Dataset:
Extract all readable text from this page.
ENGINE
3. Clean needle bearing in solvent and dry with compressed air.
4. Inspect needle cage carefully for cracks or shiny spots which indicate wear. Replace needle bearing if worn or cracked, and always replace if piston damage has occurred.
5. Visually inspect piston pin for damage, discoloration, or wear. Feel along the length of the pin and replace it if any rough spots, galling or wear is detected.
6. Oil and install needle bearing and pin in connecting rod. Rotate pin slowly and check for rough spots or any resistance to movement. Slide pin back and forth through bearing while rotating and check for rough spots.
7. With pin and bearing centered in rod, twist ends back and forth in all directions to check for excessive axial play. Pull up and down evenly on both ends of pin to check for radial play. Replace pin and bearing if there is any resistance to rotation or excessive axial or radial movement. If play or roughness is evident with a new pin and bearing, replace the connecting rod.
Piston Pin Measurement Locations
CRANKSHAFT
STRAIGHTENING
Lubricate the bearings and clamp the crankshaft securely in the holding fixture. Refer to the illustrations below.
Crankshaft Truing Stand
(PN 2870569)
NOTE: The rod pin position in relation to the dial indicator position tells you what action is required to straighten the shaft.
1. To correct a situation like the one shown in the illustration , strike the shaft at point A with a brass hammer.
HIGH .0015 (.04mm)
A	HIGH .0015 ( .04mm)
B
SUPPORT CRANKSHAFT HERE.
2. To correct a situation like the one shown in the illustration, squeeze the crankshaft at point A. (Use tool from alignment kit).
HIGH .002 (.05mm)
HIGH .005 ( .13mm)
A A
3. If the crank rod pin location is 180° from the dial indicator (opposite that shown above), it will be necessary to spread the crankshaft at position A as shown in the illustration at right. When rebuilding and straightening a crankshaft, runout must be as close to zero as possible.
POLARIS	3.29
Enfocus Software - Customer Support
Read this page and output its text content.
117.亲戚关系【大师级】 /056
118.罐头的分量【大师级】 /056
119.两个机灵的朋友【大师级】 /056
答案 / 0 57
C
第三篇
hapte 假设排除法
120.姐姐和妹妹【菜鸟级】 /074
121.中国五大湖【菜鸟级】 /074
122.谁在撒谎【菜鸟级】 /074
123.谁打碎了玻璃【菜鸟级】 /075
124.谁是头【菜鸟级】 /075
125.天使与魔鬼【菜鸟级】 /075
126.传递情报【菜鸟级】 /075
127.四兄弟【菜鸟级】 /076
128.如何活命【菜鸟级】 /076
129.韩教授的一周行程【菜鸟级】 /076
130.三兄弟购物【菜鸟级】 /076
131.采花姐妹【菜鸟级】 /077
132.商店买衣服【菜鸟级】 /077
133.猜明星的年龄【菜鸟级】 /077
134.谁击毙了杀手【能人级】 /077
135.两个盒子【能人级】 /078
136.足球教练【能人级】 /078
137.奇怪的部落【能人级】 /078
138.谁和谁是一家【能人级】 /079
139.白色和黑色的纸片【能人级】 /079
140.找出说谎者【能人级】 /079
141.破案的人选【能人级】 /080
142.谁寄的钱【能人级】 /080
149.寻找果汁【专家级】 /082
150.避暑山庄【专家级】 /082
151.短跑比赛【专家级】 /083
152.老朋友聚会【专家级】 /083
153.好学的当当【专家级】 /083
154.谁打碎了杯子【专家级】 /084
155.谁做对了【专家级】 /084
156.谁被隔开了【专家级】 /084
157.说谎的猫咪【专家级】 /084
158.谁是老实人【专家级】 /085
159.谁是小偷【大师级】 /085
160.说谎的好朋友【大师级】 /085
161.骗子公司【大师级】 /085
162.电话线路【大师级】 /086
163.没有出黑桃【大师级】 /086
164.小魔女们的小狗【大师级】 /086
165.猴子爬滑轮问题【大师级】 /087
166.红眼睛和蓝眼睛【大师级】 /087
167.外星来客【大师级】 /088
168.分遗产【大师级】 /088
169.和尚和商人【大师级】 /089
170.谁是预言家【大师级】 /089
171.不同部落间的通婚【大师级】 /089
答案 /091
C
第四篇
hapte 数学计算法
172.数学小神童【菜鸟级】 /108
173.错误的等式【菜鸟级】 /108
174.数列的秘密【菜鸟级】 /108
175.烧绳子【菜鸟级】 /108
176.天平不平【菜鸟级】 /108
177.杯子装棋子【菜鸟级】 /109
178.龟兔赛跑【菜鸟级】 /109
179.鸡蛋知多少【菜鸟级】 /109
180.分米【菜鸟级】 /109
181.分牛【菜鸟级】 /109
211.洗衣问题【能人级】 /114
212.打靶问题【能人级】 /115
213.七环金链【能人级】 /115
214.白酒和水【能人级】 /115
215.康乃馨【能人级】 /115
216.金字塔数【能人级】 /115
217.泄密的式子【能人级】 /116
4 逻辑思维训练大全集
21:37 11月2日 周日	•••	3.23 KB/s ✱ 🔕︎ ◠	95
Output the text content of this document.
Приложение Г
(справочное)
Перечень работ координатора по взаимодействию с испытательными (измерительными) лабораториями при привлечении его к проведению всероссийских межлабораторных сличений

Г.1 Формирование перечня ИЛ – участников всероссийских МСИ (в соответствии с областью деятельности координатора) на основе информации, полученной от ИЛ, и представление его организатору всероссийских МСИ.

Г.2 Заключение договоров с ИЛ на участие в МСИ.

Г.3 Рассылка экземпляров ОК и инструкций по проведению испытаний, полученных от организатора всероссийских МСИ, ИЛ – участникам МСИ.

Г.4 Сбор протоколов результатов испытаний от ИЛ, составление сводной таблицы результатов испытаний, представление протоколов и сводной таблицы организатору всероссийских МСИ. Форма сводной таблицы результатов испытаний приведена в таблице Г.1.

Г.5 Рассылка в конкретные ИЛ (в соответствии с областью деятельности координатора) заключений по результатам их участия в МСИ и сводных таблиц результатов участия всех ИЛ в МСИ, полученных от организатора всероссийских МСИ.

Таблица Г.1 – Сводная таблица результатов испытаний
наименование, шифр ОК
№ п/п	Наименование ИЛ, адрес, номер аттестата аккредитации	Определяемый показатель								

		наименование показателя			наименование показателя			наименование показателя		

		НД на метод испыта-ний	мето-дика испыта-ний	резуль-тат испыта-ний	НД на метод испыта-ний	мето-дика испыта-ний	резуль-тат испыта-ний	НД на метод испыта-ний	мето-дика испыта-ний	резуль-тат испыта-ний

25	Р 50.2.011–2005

Written task: Copy out every line from the material above in which the word "областью" appears.

Output for this task:
Г.1 Формирование перечня ИЛ – участников всероссийских МСИ (в соответствии с областью деятельности координатора) на основе информации, полученной от ИЛ, и представление его организатору всероссийских МСИ.
Г.5 Рассылка в конкретные ИЛ (в соответствии с областью деятельности координатора) заключений по результатам их участия в МСИ и сводных таблиц результатов участия всех ИЛ в МСИ, полученных от организатора всероссийских МСИ.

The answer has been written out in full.